> **Objective**
Answer with one number only: the number of lines that include the word "monotone".
════
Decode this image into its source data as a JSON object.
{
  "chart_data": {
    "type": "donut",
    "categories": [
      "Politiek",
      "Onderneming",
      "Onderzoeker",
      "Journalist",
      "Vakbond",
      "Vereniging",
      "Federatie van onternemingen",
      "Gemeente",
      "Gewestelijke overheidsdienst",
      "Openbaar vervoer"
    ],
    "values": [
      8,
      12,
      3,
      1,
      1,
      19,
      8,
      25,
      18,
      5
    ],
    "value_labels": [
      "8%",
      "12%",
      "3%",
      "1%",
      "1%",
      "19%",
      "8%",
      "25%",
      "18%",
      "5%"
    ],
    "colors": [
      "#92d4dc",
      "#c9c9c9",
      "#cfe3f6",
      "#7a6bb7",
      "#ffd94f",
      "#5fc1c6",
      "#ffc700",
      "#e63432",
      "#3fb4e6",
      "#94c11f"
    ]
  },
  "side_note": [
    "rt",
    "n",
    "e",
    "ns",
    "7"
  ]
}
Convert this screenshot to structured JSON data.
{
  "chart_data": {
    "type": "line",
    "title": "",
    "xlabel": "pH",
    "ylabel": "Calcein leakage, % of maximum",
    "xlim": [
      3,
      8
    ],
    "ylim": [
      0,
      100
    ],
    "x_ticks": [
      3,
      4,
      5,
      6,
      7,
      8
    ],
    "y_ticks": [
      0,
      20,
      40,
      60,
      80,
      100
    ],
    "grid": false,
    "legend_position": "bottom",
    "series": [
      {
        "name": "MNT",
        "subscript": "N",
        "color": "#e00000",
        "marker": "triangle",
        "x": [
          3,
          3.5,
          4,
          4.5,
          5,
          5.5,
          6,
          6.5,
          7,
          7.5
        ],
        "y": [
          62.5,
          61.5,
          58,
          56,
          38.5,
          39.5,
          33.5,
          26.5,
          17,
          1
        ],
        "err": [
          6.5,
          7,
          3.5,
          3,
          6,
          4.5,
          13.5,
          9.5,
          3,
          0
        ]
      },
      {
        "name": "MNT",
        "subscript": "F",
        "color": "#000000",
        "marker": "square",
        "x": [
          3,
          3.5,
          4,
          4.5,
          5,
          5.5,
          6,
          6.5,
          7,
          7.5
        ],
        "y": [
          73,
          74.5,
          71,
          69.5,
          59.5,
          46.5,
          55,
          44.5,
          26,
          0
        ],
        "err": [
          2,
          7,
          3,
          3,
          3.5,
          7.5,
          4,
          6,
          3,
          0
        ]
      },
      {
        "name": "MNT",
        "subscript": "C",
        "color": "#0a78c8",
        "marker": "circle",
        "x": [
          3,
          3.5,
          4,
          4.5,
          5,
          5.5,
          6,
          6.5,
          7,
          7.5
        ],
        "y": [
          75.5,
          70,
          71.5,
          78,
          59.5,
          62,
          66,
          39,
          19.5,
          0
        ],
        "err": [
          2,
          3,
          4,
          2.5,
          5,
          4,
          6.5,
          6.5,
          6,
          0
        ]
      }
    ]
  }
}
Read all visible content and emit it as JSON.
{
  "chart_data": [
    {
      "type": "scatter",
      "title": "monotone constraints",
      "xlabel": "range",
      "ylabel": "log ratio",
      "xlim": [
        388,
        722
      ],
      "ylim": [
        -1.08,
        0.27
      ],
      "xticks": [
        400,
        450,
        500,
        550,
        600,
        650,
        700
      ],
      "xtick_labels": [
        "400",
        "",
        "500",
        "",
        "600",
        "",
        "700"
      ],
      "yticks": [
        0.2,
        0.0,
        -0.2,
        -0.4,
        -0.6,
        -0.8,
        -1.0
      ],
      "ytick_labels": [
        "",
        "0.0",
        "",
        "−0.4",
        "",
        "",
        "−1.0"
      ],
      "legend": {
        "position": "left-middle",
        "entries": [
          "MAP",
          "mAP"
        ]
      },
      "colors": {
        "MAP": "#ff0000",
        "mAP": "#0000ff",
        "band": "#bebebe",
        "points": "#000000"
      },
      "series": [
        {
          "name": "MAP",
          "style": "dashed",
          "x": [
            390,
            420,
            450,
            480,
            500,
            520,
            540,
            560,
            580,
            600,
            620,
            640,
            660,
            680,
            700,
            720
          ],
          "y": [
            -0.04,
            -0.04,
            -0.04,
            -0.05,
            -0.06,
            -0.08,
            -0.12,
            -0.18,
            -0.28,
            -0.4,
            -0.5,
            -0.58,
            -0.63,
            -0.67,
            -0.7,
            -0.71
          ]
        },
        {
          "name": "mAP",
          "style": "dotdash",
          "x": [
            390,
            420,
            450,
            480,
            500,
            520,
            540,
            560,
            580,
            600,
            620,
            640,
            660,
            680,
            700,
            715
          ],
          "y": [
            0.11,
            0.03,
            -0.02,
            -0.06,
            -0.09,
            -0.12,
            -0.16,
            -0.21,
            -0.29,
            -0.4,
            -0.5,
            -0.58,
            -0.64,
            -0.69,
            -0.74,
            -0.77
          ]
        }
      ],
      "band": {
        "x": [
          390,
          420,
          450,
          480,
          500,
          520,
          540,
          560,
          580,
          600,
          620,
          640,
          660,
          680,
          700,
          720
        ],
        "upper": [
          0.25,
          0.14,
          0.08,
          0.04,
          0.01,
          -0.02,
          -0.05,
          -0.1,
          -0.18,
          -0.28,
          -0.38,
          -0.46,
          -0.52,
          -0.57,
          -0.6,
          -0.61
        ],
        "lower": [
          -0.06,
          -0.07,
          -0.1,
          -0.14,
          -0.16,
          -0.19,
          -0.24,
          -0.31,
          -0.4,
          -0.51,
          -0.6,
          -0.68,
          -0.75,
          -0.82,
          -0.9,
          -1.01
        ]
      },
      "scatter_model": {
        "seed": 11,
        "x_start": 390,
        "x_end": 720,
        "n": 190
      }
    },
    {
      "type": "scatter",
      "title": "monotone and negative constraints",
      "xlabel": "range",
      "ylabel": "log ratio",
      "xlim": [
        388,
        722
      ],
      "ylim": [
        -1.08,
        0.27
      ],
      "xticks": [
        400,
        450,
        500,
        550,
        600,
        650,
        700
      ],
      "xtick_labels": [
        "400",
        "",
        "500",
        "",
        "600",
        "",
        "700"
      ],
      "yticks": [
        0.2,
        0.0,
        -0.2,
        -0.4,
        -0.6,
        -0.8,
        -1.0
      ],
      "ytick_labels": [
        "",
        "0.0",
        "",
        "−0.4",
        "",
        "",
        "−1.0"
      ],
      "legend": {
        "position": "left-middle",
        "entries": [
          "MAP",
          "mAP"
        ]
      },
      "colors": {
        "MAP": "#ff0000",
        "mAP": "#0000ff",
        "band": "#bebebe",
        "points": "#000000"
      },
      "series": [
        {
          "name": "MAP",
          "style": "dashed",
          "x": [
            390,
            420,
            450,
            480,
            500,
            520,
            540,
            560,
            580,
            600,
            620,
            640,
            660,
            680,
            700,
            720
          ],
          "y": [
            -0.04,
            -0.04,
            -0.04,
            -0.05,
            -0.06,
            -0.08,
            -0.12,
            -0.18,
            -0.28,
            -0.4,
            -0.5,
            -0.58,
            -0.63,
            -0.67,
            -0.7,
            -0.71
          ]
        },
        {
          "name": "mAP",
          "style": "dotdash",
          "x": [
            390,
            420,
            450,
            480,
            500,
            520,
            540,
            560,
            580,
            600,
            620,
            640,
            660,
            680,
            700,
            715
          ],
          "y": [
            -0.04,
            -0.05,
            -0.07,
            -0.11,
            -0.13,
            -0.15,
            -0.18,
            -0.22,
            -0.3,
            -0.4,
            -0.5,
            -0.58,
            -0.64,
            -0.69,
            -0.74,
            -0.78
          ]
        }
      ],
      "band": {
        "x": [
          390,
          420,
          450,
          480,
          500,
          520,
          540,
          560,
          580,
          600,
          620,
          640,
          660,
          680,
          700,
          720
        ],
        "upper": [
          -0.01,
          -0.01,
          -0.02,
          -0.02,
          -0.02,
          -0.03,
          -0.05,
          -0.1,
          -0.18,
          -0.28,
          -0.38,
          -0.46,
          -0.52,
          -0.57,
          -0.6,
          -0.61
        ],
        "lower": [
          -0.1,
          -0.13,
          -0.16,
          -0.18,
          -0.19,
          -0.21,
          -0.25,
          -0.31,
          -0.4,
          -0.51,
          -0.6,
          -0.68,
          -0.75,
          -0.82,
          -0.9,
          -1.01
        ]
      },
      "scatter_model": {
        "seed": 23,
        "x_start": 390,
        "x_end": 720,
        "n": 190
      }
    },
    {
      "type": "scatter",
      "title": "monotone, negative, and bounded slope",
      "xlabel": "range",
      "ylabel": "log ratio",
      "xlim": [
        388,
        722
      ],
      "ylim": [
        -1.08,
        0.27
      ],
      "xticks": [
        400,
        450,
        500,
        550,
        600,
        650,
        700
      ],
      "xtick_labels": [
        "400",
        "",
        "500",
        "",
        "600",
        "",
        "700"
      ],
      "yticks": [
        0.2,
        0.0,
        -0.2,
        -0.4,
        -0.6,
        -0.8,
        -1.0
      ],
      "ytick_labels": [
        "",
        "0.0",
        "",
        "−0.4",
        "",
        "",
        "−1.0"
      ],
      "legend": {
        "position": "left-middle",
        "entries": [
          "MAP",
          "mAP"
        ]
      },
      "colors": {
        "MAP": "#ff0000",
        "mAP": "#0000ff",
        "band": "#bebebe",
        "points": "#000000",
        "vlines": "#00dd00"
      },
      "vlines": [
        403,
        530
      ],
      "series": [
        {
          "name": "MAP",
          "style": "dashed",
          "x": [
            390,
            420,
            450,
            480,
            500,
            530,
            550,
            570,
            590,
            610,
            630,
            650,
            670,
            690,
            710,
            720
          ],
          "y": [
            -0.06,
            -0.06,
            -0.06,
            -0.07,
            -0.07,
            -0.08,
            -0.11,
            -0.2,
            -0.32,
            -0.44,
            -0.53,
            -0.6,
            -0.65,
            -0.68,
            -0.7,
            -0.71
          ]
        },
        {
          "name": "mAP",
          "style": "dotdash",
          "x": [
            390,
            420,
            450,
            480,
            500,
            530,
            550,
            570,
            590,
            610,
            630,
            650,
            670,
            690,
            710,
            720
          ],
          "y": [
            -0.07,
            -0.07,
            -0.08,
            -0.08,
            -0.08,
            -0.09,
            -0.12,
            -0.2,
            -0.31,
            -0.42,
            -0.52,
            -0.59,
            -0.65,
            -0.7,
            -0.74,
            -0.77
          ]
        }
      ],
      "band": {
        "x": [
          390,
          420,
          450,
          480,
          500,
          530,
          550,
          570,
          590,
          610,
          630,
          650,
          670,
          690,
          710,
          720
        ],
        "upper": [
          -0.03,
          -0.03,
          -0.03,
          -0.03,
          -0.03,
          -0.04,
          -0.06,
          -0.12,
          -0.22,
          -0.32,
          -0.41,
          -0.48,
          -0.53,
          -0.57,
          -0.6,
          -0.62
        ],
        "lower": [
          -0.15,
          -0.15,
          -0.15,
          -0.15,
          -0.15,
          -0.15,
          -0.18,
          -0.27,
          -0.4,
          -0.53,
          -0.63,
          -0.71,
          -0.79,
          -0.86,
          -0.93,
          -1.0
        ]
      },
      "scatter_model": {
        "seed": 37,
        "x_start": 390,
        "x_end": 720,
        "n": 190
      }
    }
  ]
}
════
> **Complete answer**
3